> [Your goal]
Copy out all of the data below, changing every "city-label" to "town-label" and keeping everything else the same. Leave the pictures out.
[START Recorded data]
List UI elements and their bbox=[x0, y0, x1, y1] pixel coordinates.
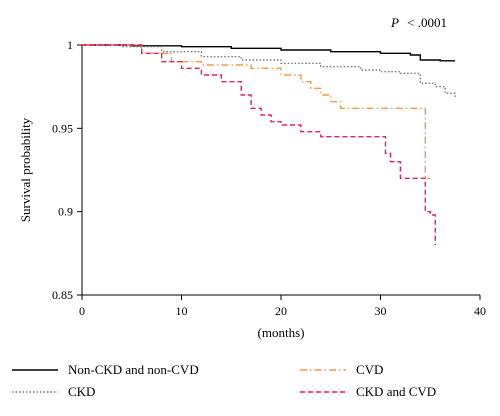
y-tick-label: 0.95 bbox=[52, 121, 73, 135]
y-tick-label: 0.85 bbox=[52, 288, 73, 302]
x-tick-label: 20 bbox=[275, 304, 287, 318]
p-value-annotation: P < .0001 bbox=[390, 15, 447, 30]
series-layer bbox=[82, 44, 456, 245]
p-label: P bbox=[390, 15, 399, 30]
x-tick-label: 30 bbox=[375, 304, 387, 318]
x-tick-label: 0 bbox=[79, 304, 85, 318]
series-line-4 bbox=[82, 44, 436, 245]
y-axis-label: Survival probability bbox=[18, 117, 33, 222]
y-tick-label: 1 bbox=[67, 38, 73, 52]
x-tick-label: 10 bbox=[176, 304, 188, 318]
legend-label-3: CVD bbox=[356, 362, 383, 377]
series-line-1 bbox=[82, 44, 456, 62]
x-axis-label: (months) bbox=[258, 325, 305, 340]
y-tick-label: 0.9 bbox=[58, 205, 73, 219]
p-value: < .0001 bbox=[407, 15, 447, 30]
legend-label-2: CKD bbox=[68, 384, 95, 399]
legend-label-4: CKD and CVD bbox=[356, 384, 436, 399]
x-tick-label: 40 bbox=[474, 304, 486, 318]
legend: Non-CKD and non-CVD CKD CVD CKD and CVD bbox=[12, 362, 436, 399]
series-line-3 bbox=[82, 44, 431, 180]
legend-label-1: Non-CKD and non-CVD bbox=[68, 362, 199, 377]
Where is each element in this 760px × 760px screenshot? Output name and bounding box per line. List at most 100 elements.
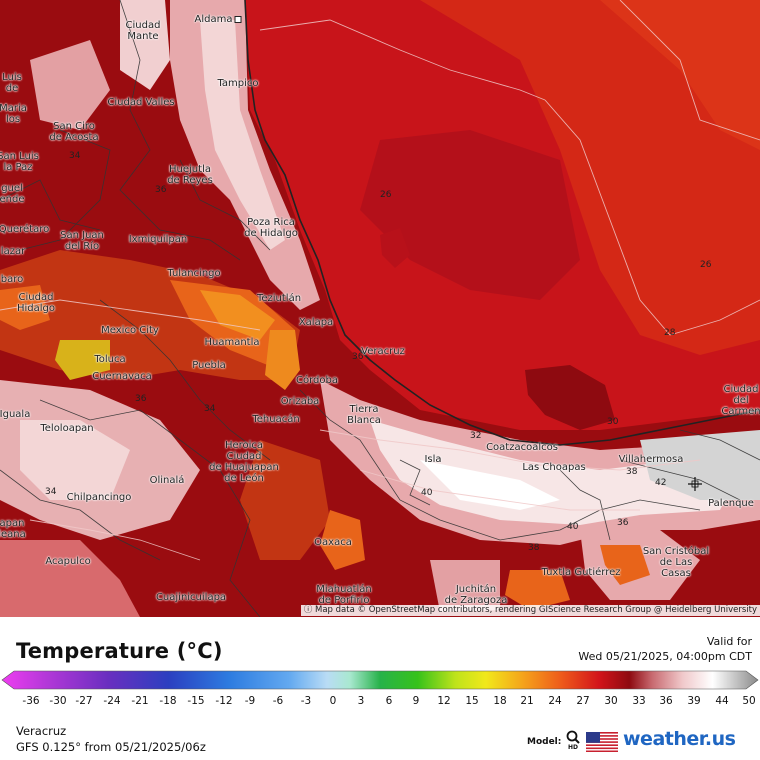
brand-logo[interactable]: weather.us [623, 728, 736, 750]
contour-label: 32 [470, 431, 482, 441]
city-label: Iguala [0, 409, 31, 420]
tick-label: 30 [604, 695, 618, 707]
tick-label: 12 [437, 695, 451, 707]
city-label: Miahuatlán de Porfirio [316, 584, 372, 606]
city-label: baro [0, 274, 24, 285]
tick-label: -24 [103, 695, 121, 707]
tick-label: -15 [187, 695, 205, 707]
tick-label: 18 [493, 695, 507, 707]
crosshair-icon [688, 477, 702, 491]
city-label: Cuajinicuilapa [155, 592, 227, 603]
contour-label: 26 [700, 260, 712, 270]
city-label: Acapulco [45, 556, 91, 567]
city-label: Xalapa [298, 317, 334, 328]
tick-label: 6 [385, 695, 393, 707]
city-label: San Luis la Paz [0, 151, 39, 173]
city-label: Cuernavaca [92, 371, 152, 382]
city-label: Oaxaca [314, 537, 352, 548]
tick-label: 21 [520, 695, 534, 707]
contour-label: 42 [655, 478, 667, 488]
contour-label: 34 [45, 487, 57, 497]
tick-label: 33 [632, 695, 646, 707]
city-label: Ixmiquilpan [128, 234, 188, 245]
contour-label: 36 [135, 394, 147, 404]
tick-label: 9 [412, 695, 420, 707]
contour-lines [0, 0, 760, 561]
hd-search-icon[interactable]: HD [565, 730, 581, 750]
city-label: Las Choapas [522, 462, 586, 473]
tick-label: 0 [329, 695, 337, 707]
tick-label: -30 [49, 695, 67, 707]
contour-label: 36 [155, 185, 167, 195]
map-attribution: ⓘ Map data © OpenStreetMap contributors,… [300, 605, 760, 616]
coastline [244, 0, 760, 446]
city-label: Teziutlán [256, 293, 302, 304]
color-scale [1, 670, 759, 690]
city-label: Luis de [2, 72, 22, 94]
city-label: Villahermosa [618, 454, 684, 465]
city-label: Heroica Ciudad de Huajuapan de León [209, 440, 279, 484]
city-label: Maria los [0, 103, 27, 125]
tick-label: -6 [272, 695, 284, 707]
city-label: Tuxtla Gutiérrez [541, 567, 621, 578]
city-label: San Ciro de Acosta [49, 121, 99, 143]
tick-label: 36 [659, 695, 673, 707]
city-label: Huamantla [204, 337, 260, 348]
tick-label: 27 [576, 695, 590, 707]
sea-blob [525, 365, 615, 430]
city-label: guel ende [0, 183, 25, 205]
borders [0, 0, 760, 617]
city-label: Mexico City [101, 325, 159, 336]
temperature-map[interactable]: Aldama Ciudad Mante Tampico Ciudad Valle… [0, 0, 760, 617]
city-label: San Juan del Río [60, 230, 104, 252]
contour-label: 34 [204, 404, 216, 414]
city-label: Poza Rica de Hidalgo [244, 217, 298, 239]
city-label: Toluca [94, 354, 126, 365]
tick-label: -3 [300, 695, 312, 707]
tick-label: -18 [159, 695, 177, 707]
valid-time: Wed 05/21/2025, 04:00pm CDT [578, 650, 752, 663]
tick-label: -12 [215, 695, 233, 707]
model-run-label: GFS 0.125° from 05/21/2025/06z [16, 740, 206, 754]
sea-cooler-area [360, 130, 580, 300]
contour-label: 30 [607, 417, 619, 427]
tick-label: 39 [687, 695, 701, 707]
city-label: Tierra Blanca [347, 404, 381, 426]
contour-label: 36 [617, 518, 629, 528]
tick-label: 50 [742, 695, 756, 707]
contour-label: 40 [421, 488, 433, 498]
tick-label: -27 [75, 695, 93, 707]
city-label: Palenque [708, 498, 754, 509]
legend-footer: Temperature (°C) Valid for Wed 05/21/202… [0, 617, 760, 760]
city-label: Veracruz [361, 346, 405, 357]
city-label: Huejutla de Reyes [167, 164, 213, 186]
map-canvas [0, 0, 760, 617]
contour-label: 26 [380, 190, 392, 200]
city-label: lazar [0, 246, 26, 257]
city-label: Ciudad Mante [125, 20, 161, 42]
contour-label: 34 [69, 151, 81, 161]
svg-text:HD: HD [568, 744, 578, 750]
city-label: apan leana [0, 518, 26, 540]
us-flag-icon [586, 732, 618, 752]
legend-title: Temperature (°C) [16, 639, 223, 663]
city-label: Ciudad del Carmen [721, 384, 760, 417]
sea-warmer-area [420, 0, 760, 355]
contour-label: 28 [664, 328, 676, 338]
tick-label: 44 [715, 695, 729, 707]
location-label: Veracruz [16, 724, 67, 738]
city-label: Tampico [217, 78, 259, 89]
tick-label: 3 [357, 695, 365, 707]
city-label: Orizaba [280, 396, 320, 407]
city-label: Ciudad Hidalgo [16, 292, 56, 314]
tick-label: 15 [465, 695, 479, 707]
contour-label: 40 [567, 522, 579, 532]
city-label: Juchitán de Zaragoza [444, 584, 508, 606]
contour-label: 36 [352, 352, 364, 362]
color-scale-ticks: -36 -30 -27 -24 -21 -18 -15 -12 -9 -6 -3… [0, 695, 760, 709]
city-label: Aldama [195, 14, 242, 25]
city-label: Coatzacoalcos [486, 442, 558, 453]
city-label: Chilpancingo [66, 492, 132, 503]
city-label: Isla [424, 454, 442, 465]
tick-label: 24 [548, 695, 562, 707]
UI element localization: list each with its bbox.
[END Recorded data]
> [Expected output]
List UI elements and their bbox=[x0, y0, x1, y1] pixel coordinates.
y-tick-label: 0.95 bbox=[52, 121, 73, 135]
y-tick-label: 0.85 bbox=[52, 288, 73, 302]
x-tick-label: 20 bbox=[275, 304, 287, 318]
p-value-annotation: P < .0001 bbox=[390, 15, 447, 30]
series-layer bbox=[82, 44, 456, 245]
p-label: P bbox=[390, 15, 399, 30]
x-tick-label: 30 bbox=[375, 304, 387, 318]
x-tick-label: 0 bbox=[79, 304, 85, 318]
series-line-4 bbox=[82, 44, 436, 245]
y-axis-label: Survival probability bbox=[18, 117, 33, 222]
y-tick-label: 1 bbox=[67, 38, 73, 52]
x-tick-label: 10 bbox=[176, 304, 188, 318]
legend-label-3: CVD bbox=[356, 362, 383, 377]
series-line-1 bbox=[82, 44, 456, 62]
x-axis-label: (months) bbox=[258, 325, 305, 340]
y-tick-label: 0.9 bbox=[58, 205, 73, 219]
p-value: < .0001 bbox=[407, 15, 447, 30]
legend-label-2: CKD bbox=[68, 384, 95, 399]
legend-label-4: CKD and CVD bbox=[356, 384, 436, 399]
x-tick-label: 40 bbox=[474, 304, 486, 318]
legend: Non-CKD and non-CVD CKD CVD CKD and CVD bbox=[12, 362, 436, 399]
series-line-3 bbox=[82, 44, 431, 180]
legend-label-1: Non-CKD and non-CVD bbox=[68, 362, 199, 377]
Where is each element in this 760px × 760px screenshot? Output name and bounding box per line. List at most 100 elements.
brand-logo[interactable]: weather.us [623, 728, 736, 750]
contour-label: 32 [470, 431, 482, 441]
town-label: Iguala [0, 409, 31, 420]
tick-label: 30 [604, 695, 618, 707]
tick-label: 12 [437, 695, 451, 707]
town-label: Miahuatlán de Porfirio [316, 584, 372, 606]
town-label: baro [0, 274, 24, 285]
tick-label: -24 [103, 695, 121, 707]
tick-label: -15 [187, 695, 205, 707]
tick-label: 18 [493, 695, 507, 707]
crosshair-icon [688, 477, 702, 491]
town-label: Cuajinicuilapa [155, 592, 227, 603]
contour-label: 26 [700, 260, 712, 270]
town-label: Acapulco [45, 556, 91, 567]
town-label: Xalapa [298, 317, 334, 328]
tick-label: 6 [385, 695, 393, 707]
town-label: San Luis la Paz [0, 151, 39, 173]
town-label: Cuernavaca [92, 371, 152, 382]
town-label: Oaxaca [314, 537, 352, 548]
tick-label: 21 [520, 695, 534, 707]
contour-label: 42 [655, 478, 667, 488]
contour-label: 34 [45, 487, 57, 497]
tick-label: 33 [632, 695, 646, 707]
town-label: Ixmiquilpan [128, 234, 188, 245]
contour-label: 36 [135, 394, 147, 404]
tick-label: 9 [412, 695, 420, 707]
contour-lines [0, 0, 760, 561]
hd-search-icon[interactable]: HD [565, 730, 581, 750]
town-label: Las Choapas [522, 462, 586, 473]
tick-label: 0 [329, 695, 337, 707]
tick-label: -30 [49, 695, 67, 707]
contour-label: 36 [155, 185, 167, 195]
map-attribution: ⓘ Map data © OpenStreetMap contributors,… [300, 605, 760, 616]
coastline [244, 0, 760, 446]
town-label: Teziutlán [256, 293, 302, 304]
color-scale [1, 670, 759, 690]
town-label: Luis de [2, 72, 22, 94]
town-label: Villahermosa [618, 454, 684, 465]
town-label: Heroica Ciudad de Huajuapan de León [209, 440, 279, 484]
town-label: Maria los [0, 103, 27, 125]
tick-label: -6 [272, 695, 284, 707]
town-label: Tuxtla Gutiérrez [541, 567, 621, 578]
town-label: San Ciro de Acosta [49, 121, 99, 143]
tick-label: 36 [659, 695, 673, 707]
town-label: Huamantla [204, 337, 260, 348]
tick-label: 27 [576, 695, 590, 707]
sea-blob [525, 365, 615, 430]
town-label: guel ende [0, 183, 25, 205]
borders [0, 0, 760, 617]
town-label: Mexico City [101, 325, 159, 336]
temperature-map[interactable]: Aldama Ciudad Mante Tampico Ciudad Valle… [0, 0, 760, 617]
town-label: San Juan del Río [60, 230, 104, 252]
contour-label: 34 [204, 404, 216, 414]
town-label: Poza Rica de Hidalgo [244, 217, 298, 239]
town-label: Toluca [94, 354, 126, 365]
tick-label: -3 [300, 695, 312, 707]
tick-label: -18 [159, 695, 177, 707]
valid-time: Wed 05/21/2025, 04:00pm CDT [578, 650, 752, 663]
tick-label: -12 [215, 695, 233, 707]
model-run-label: GFS 0.125° from 05/21/2025/06z [16, 740, 206, 754]
sea-cooler-area [360, 130, 580, 300]
contour-label: 30 [607, 417, 619, 427]
tick-label: 39 [687, 695, 701, 707]
town-label: Tierra Blanca [347, 404, 381, 426]
contour-label: 36 [617, 518, 629, 528]
tick-label: 50 [742, 695, 756, 707]
contour-label: 40 [421, 488, 433, 498]
tick-label: -27 [75, 695, 93, 707]
town-label: Palenque [708, 498, 754, 509]
legend-footer: Temperature (°C) Valid for Wed 05/21/202… [0, 617, 760, 760]
town-label: Veracruz [361, 346, 405, 357]
town-label: Huejutla de Reyes [167, 164, 213, 186]
map-canvas [0, 0, 760, 617]
contour-label: 26 [380, 190, 392, 200]
town-label: lazar [0, 246, 26, 257]
town-label: Ciudad Mante [125, 20, 161, 42]
contour-label: 34 [69, 151, 81, 161]
svg-text:HD: HD [568, 744, 578, 750]
town-label: apan leana [0, 518, 26, 540]
us-flag-icon [586, 732, 618, 752]
legend-title: Temperature (°C) [16, 639, 223, 663]
town-label: Ciudad del Carmen [721, 384, 760, 417]
sea-warmer-area [420, 0, 760, 355]
contour-label: 28 [664, 328, 676, 338]
tick-label: 44 [715, 695, 729, 707]
location-label: Veracruz [16, 724, 67, 738]
town-label: Tampico [217, 78, 259, 89]
tick-label: 3 [357, 695, 365, 707]
town-label: Orizaba [280, 396, 320, 407]
town-label: Ciudad Hidalgo [16, 292, 56, 314]
tick-label: 15 [465, 695, 479, 707]
contour-label: 40 [567, 522, 579, 532]
town-label: Juchitán de Zaragoza [444, 584, 508, 606]
contour-label: 36 [352, 352, 364, 362]
color-scale-ticks: -36 -30 -27 -24 -21 -18 -15 -12 -9 -6 -3… [0, 695, 760, 709]
town-label: Aldama [195, 14, 242, 25]
town-label: Coatzacoalcos [486, 442, 558, 453]
town-label: Chilpancingo [66, 492, 132, 503]
town-label: Isla [424, 454, 442, 465]
tick-label: 24 [548, 695, 562, 707]
UI element localization: list each with its bbox.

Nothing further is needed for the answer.